The data →
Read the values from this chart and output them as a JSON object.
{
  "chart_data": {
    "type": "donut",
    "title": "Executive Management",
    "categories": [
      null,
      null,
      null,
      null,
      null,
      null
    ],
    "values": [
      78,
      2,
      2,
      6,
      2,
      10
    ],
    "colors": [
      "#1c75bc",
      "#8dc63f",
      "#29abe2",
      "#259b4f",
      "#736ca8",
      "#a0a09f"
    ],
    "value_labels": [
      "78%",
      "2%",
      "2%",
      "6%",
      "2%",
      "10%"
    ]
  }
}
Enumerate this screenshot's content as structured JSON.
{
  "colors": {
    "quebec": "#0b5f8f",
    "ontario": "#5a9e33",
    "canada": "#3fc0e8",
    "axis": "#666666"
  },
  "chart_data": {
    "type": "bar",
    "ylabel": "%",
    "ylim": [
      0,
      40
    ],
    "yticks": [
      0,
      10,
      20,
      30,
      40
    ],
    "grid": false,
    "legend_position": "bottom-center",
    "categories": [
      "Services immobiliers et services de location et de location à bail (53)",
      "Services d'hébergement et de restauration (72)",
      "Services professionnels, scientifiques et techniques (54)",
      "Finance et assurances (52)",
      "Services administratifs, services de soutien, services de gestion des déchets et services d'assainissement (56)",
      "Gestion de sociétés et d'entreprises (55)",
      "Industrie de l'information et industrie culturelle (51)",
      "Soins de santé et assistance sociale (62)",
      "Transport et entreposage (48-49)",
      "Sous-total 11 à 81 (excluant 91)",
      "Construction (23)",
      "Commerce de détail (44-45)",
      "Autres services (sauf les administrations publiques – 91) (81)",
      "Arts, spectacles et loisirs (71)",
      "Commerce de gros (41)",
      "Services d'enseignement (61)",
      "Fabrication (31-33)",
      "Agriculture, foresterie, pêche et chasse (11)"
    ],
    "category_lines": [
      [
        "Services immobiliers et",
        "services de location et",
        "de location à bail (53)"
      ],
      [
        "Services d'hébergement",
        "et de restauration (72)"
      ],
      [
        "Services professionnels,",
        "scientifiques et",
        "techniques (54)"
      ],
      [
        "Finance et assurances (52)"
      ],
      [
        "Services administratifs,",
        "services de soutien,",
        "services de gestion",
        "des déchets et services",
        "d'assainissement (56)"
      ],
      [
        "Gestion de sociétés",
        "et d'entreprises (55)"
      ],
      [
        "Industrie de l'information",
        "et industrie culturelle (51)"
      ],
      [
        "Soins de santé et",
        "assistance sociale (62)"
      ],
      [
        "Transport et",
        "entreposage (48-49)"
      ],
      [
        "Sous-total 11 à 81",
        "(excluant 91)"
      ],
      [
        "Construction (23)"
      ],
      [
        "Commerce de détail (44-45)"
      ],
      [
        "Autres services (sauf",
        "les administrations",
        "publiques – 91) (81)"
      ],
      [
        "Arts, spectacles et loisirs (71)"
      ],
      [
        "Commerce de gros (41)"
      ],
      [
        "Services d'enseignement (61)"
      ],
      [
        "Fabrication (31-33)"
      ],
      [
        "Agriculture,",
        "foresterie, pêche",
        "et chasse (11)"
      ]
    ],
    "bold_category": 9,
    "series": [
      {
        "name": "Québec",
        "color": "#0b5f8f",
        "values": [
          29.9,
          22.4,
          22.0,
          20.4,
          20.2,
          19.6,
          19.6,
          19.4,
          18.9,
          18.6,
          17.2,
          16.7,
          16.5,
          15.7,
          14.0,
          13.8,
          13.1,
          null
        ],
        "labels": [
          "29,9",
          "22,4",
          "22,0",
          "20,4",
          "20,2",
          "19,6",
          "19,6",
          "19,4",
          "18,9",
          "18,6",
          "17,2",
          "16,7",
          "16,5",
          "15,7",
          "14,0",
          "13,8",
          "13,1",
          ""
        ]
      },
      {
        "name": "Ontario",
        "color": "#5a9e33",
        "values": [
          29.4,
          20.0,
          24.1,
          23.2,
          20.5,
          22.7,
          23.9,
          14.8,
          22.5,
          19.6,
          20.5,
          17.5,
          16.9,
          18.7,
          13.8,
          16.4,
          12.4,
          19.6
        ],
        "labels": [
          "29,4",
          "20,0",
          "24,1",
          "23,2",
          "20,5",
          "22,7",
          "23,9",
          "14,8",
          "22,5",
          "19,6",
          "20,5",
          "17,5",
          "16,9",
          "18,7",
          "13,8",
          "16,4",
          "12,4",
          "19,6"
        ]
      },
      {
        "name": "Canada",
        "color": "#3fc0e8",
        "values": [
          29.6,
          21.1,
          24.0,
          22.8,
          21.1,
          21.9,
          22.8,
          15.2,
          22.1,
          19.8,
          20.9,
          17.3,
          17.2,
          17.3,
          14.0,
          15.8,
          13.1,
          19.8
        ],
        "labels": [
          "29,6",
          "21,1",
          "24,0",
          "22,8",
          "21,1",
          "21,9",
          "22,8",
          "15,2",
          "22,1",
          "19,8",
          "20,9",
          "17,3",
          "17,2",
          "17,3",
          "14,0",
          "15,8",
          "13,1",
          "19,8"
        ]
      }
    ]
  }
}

Written problem →
In the entries above, find the lines containing the word "assainissement" and say how many there are, with no other words.

Solution to the exercise →
2